» **Work to be completed**
Set out every line bearing the string "label".
○ ○ ○ ○ ○
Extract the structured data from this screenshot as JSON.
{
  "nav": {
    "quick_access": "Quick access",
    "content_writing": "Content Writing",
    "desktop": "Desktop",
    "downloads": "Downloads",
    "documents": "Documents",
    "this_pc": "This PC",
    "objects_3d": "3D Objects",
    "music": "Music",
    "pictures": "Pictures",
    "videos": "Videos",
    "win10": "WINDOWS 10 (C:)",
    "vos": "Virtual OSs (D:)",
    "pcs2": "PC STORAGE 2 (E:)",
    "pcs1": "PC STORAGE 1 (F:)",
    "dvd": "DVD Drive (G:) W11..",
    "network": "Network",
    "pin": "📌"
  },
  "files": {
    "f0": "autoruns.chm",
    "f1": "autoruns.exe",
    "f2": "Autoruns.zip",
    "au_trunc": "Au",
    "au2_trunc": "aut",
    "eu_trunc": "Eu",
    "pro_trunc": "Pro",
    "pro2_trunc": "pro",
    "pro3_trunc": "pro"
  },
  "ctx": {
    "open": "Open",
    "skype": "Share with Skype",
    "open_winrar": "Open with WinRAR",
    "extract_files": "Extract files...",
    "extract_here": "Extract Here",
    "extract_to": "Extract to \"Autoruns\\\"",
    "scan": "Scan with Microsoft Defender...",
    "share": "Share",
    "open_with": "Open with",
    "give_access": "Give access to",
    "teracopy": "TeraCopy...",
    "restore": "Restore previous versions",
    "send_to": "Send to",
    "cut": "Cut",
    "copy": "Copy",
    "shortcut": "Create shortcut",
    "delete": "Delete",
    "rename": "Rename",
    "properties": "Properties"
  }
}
○ ○ ○ ○ ○
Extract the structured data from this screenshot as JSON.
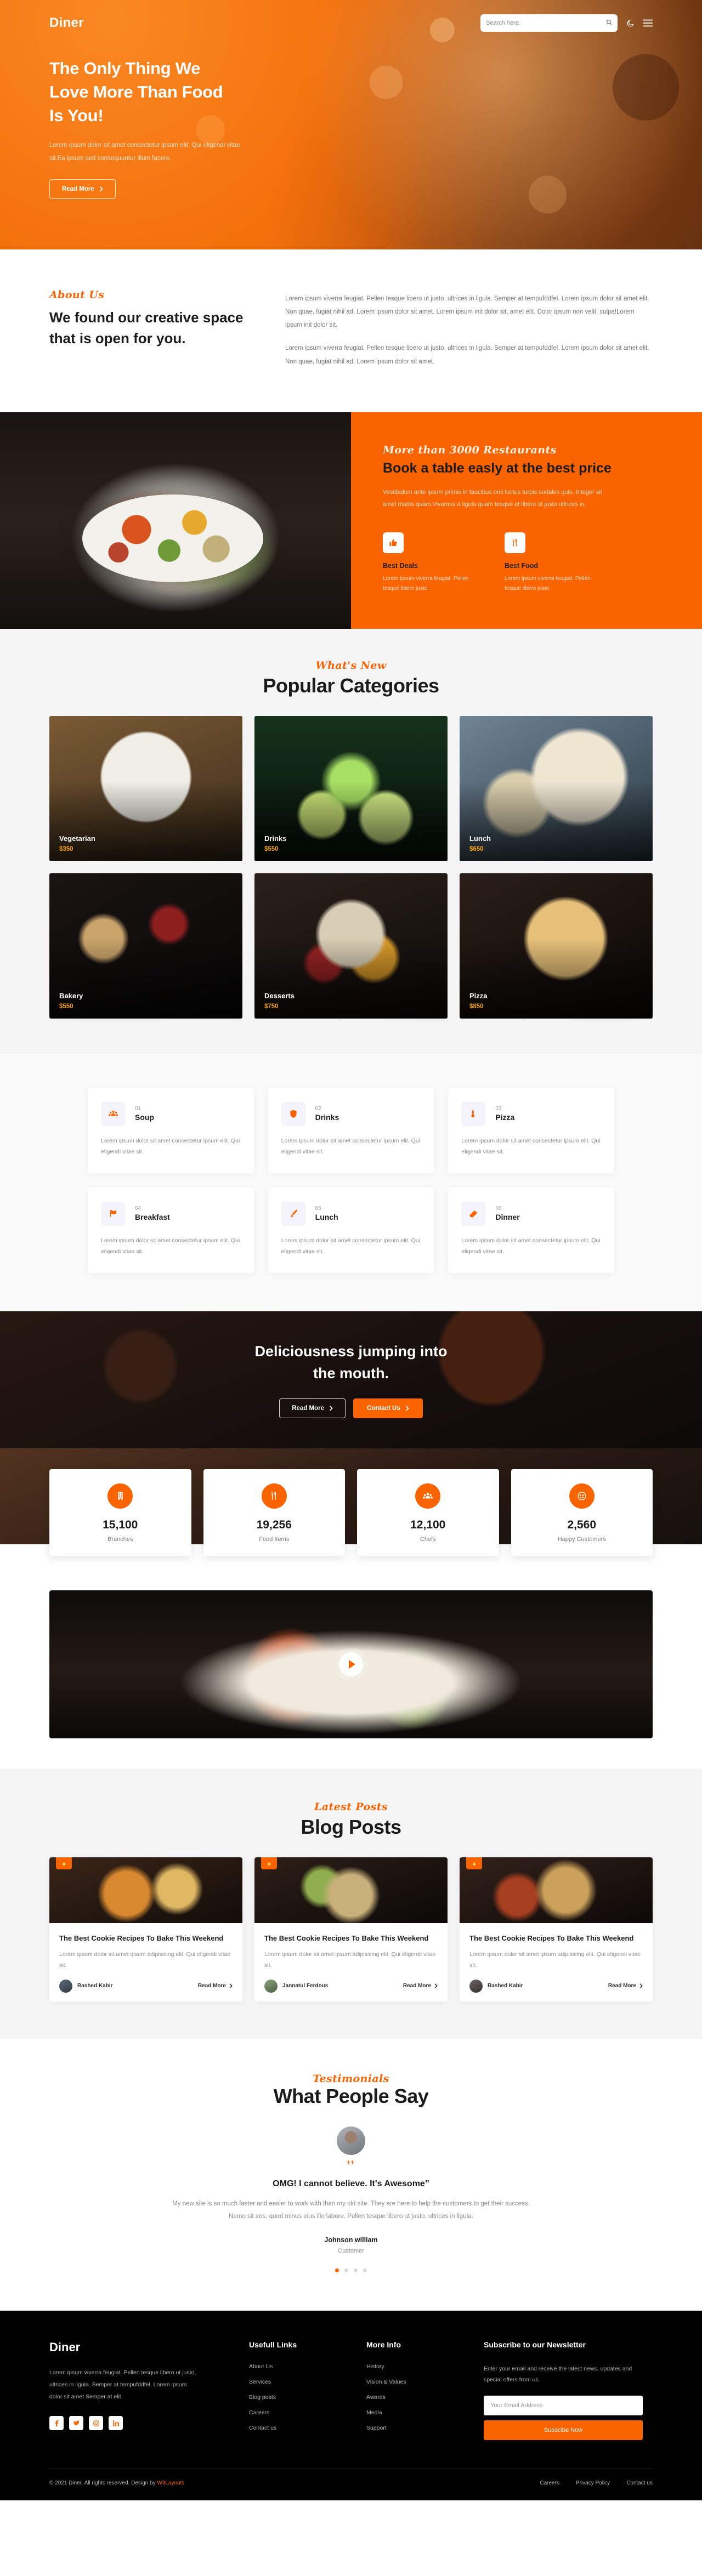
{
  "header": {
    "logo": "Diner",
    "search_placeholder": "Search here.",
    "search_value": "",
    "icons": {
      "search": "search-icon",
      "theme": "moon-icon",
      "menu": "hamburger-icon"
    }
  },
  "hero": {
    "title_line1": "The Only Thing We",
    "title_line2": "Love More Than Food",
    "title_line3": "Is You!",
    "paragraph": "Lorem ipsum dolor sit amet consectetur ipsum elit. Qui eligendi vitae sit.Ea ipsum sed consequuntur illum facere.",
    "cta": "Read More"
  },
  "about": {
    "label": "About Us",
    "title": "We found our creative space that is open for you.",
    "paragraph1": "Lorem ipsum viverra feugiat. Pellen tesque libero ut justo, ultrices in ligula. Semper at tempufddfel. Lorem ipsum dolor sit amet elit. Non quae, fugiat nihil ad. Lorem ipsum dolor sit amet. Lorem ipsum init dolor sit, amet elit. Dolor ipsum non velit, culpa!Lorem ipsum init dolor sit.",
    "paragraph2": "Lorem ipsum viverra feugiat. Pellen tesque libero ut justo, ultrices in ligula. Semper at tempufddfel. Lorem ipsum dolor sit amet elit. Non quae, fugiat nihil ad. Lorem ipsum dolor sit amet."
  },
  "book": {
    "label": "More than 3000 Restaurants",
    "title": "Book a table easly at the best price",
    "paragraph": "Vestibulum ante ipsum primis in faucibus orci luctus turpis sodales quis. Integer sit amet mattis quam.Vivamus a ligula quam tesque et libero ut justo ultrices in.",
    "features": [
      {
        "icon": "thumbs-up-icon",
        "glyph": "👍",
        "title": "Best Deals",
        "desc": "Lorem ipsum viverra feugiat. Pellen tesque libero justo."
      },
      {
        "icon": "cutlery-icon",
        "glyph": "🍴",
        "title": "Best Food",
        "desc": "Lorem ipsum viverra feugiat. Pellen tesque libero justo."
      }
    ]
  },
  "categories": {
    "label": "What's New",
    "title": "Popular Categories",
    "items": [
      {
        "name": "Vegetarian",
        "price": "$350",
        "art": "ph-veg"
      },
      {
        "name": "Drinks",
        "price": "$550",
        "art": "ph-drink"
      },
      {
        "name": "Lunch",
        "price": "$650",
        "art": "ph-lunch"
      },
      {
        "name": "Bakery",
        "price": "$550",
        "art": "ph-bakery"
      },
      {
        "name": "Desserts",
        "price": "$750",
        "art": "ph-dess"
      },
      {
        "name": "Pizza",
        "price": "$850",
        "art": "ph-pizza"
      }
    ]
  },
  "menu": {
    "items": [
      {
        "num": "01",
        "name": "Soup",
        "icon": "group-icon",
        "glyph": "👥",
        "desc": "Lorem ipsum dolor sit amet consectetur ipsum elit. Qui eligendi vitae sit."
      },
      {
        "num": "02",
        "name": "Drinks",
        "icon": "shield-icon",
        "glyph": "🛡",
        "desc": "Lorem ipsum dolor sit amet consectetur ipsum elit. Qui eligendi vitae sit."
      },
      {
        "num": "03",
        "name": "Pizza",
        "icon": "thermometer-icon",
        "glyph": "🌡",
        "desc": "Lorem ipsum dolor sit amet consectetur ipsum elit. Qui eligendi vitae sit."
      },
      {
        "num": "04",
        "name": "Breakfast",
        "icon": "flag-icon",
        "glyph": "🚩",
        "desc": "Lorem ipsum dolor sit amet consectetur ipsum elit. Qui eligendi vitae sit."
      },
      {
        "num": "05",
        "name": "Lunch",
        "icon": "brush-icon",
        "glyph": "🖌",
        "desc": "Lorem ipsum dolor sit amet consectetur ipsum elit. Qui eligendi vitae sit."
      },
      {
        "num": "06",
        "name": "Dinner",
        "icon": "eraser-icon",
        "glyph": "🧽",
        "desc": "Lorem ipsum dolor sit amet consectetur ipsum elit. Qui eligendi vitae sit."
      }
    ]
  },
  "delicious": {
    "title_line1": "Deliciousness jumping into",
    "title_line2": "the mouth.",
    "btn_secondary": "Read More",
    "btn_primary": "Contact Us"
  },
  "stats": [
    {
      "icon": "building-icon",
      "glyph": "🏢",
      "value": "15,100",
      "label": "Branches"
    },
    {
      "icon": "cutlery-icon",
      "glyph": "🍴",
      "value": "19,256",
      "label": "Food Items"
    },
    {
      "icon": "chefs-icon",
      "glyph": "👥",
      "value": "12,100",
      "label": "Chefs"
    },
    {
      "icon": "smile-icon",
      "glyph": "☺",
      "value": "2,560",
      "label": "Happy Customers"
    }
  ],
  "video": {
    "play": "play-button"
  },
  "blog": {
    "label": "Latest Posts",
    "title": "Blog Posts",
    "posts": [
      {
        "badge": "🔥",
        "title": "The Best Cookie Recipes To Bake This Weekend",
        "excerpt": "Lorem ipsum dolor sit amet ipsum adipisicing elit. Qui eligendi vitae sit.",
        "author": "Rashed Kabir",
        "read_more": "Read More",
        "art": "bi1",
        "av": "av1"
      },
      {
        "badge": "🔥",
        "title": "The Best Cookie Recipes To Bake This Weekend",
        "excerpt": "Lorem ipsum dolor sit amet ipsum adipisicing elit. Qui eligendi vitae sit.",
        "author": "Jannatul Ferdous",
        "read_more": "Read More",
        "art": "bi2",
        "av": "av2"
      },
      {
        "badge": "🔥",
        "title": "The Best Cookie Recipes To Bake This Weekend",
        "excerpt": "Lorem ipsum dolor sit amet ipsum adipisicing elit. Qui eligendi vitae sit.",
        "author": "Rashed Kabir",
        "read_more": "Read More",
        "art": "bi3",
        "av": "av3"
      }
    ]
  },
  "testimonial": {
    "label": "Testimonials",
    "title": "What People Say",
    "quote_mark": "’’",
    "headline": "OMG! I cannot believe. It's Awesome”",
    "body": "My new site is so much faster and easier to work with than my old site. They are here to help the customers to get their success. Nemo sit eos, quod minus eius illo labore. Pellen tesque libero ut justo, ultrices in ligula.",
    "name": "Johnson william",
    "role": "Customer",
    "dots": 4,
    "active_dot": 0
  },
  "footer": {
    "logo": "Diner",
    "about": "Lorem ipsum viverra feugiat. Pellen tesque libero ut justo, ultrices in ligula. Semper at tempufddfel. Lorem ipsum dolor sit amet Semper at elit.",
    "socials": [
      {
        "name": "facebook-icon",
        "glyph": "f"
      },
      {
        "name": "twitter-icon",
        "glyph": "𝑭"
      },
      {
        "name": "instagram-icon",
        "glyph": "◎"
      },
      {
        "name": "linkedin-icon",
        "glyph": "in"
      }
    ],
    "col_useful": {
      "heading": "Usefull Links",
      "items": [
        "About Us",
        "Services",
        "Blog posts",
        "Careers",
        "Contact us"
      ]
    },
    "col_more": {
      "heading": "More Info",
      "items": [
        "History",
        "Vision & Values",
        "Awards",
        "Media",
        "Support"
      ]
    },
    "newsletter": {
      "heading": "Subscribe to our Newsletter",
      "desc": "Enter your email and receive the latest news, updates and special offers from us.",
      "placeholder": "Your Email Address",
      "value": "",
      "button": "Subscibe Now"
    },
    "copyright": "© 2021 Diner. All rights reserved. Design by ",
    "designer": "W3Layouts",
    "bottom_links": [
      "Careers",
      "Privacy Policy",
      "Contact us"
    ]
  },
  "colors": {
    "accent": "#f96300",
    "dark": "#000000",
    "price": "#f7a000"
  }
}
○ ○ ○ ○ ○
» **Solution to this problem**
    "label": "About Us",
    "label": "More than 3000 Restaurants",
    "label": "What's New",
      "label": "Branches"
      "label": "Food Items"
      "label": "Chefs"
      "label": "Happy Customers"
    "label": "Latest Posts",
    "label": "Testimonials",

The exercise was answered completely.